§ AIM OF THE TASK
Render every line of the material below as a numbered list, omitting blank lines. Leave the pictures out of your answer.

══ AVAILABLE RECORDS ══

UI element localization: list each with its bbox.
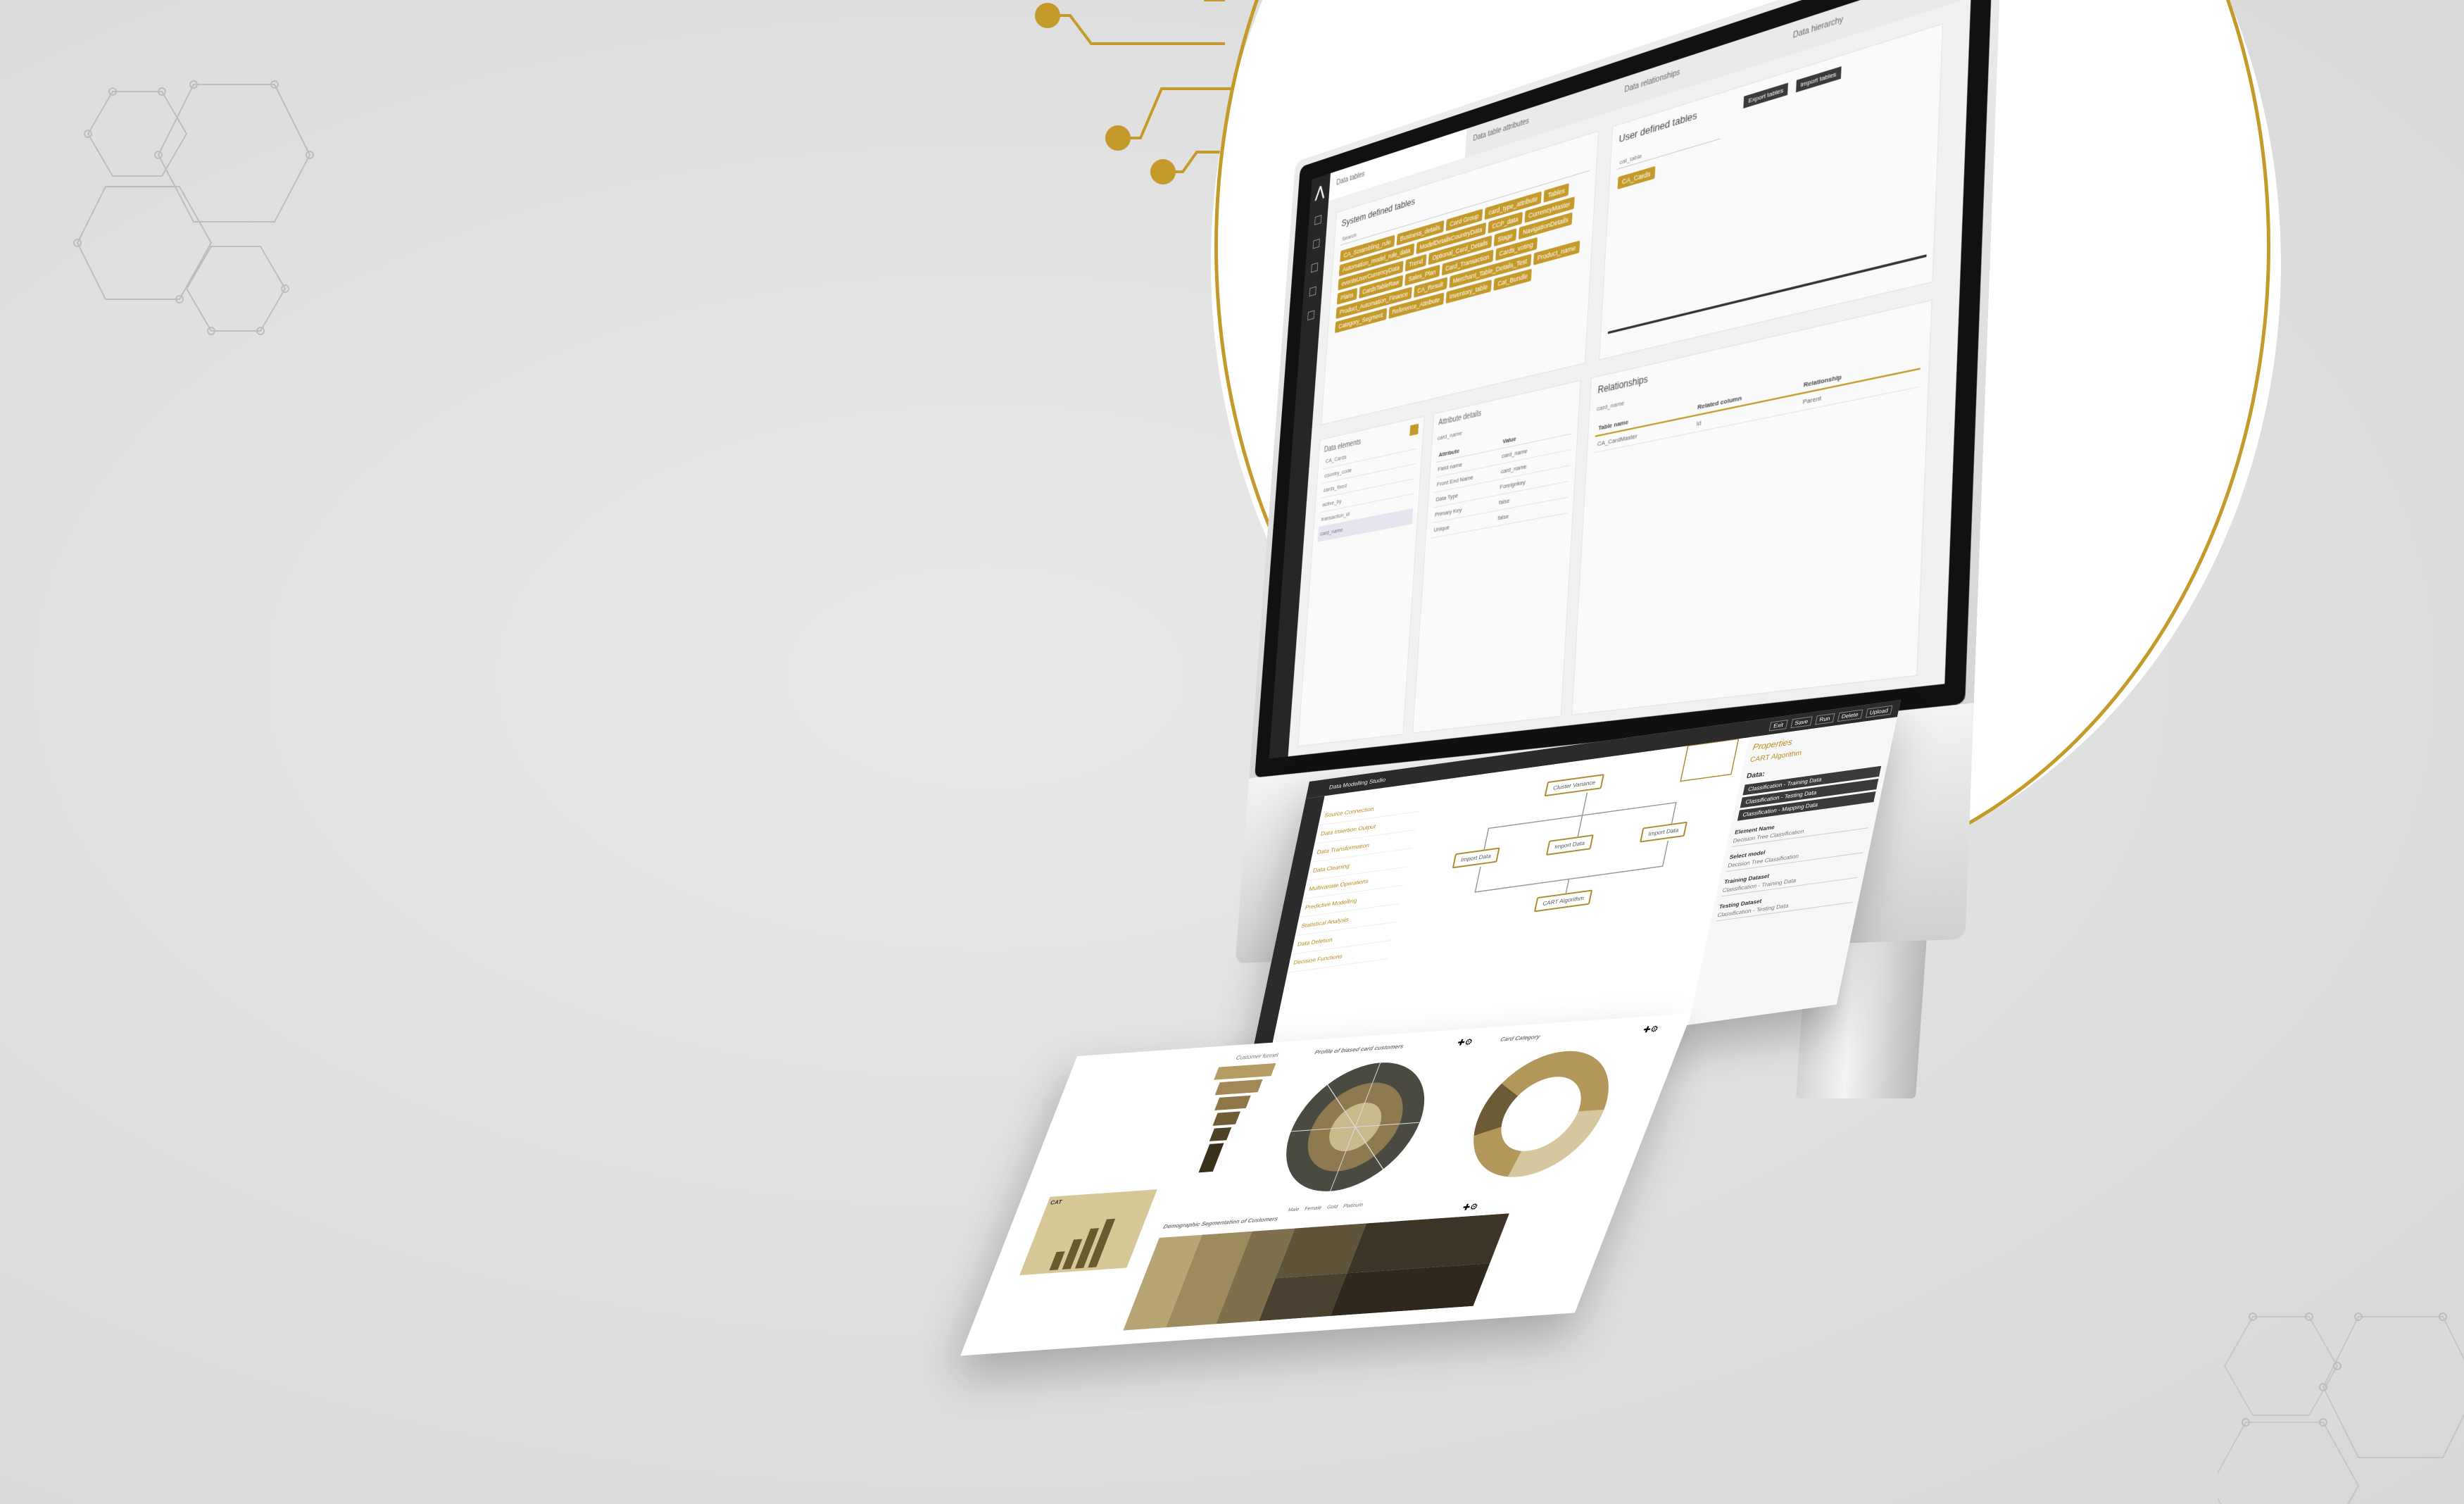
demographic-treemap xyxy=(1123,1213,1509,1331)
properties-fields: Element Name Decision Tree Classification… xyxy=(1716,810,1872,922)
card-category-title: Card Category xyxy=(1499,1033,1542,1043)
legend-item: Platinum xyxy=(1342,1203,1364,1210)
bar-tile-chart xyxy=(1049,1218,1116,1271)
app-logo-icon: ⋀ xyxy=(1314,183,1326,201)
data-elements-panel: Data elements CA_Cards country_code cards_… xyxy=(1297,415,1425,747)
bar-tile: CAT xyxy=(1019,1189,1157,1276)
hero-stage: ⋀ Data tables Data table attributes Data… xyxy=(0,0,2464,1504)
card-category-settings-icon[interactable]: ✚⚙ xyxy=(1642,1024,1661,1035)
nav-icon[interactable] xyxy=(1311,262,1319,273)
nav-icon[interactable] xyxy=(1309,286,1316,297)
customer-funnel-title: Customer funnel xyxy=(1235,1051,1280,1062)
menu-item[interactable]: Upload xyxy=(1865,705,1893,718)
nav-icon[interactable] xyxy=(1312,238,1320,249)
workflow-breadcrumb: Data Modelling Studio xyxy=(1328,776,1387,791)
menu-item[interactable]: Save xyxy=(1790,715,1813,728)
dashboard-sheet: Customer funnel Profile of biased card c… xyxy=(960,1013,1692,1356)
demographic-settings-icon[interactable]: ✚⚙ xyxy=(1461,1201,1480,1212)
sunburst-settings-icon[interactable]: ✚⚙ xyxy=(1456,1036,1475,1048)
menu-item[interactable]: Exit xyxy=(1768,719,1788,731)
add-element-icon[interactable] xyxy=(1409,423,1419,437)
legend-item: Gold xyxy=(1326,1204,1339,1210)
bar-tile-title: CAT xyxy=(1049,1198,1064,1206)
hexagon-decoration-bottom-right xyxy=(2218,1312,2464,1504)
demographic-chart-title: Demographic Segmentation of Customers xyxy=(1162,1215,1279,1230)
user-table-chip[interactable]: CA_Cards xyxy=(1617,165,1655,190)
sunburst-chart xyxy=(1286,1063,1425,1191)
relationships-panel: Relationships card_name Table name Relat… xyxy=(1571,299,1932,715)
import-tables-button[interactable]: Import tables xyxy=(1795,66,1842,93)
legend-item: Female xyxy=(1303,1205,1323,1212)
customer-funnel-chart xyxy=(1198,1063,1276,1173)
nav-icon[interactable] xyxy=(1314,215,1322,225)
export-tables-button[interactable]: Export tables xyxy=(1743,82,1789,108)
card-category-donut-chart xyxy=(1473,1051,1609,1177)
menu-item[interactable]: Run xyxy=(1815,713,1835,725)
sunburst-legend: Male Female Gold Platinum xyxy=(1287,1203,1369,1213)
nav-icon[interactable] xyxy=(1307,310,1315,321)
sunburst-chart-title: Profile of biased card customers xyxy=(1313,1043,1405,1056)
legend-item: Male xyxy=(1287,1207,1300,1213)
hexagon-decoration-top-left xyxy=(73,80,314,335)
attribute-details-panel: Attribute details card_name Attribute Va… xyxy=(1412,380,1581,734)
menu-item[interactable]: Delete xyxy=(1837,708,1863,722)
system-table-chip[interactable]: Product_name xyxy=(1533,240,1580,265)
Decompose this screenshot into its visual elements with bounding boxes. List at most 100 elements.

═══

§ EXERCISE RESULT
1. UI element localization: list each with its bbox.
2. demographic-treemap xyxy=(1123,1213,1509,1331)
3. properties-fields: Element Name Decision Tree Classification… xyxy=(1716,810,1872,922)
4. card-category-title: Card Category xyxy=(1499,1033,1542,1043)
5. legend-item: Platinum xyxy=(1342,1203,1364,1210)
6. bar-tile-chart xyxy=(1049,1218,1116,1271)
7. app-logo-icon: ⋀ xyxy=(1314,183,1326,201)
8. data-elements-panel: Data elements CA_Cards country_code cards_… xyxy=(1297,415,1425,747)
9. bar-tile: CAT xyxy=(1019,1189,1157,1276)
10. hero-stage: ⋀ Data tables Data table attributes Data… xyxy=(0,0,2464,1504)
11. card-category-settings-icon[interactable]: ✚⚙ xyxy=(1642,1024,1661,1035)
12. nav-icon[interactable] xyxy=(1311,262,1319,273)
13. nav-icon[interactable] xyxy=(1309,286,1316,297)
14. customer-funnel-title: Customer funnel xyxy=(1235,1051,1280,1062)
15. menu-item[interactable]: Upload xyxy=(1865,705,1893,718)
16. nav-icon[interactable] xyxy=(1312,238,1320,249)
17. workflow-breadcrumb: Data Modelling Studio xyxy=(1328,776,1387,791)
18. menu-item[interactable]: Save xyxy=(1790,715,1813,728)
19. dashboard-sheet: Customer funnel Profile of biased card c… xyxy=(960,1013,1692,1356)
20. demographic-settings-icon[interactable]: ✚⚙ xyxy=(1461,1201,1480,1212)
21. sunburst-settings-icon[interactable]: ✚⚙ xyxy=(1456,1036,1475,1048)
22. menu-item[interactable]: Exit xyxy=(1768,719,1788,731)
23. add-element-icon[interactable] xyxy=(1409,423,1419,437)
24. legend-item: Gold xyxy=(1326,1204,1339,1210)
25. bar-tile-title: CAT xyxy=(1049,1198,1064,1206)
26. hexagon-decoration-bottom-right xyxy=(2218,1312,2464,1504)
27. demographic-chart-title: Demographic Segmentation of Customers xyxy=(1162,1215,1279,1230)
28. user-table-chip[interactable]: CA_Cards xyxy=(1617,165,1655,190)
29. sunburst-chart xyxy=(1286,1063,1425,1191)
30. relationships-panel: Relationships card_name Table name Relat… xyxy=(1571,299,1932,715)
31. import-tables-button[interactable]: Import tables xyxy=(1795,66,1842,93)
32. legend-item: Female xyxy=(1303,1205,1323,1212)
33. customer-funnel-chart xyxy=(1198,1063,1276,1173)
34. nav-icon[interactable] xyxy=(1314,215,1322,225)
35. export-tables-button[interactable]: Export tables xyxy=(1743,82,1789,108)
36. card-category-donut-chart xyxy=(1473,1051,1609,1177)
37. menu-item[interactable]: Run xyxy=(1815,713,1835,725)
38. sunburst-legend: Male Female Gold Platinum xyxy=(1287,1203,1369,1213)
39. nav-icon[interactable] xyxy=(1307,310,1315,321)
40. sunburst-chart-title: Profile of biased card customers xyxy=(1313,1043,1405,1056)
41. legend-item: Male xyxy=(1287,1207,1300,1213)
42. hexagon-decoration-top-left xyxy=(73,80,314,335)
43. attribute-details-panel: Attribute details card_name Attribute Va… xyxy=(1412,380,1581,734)
44. menu-item[interactable]: Delete xyxy=(1837,708,1863,722)
45. system-table-chip[interactable]: Product_name xyxy=(1533,240,1580,265)
46. Decompose this screenshot into its visual elements with bounding boxes. List at most 100 elements.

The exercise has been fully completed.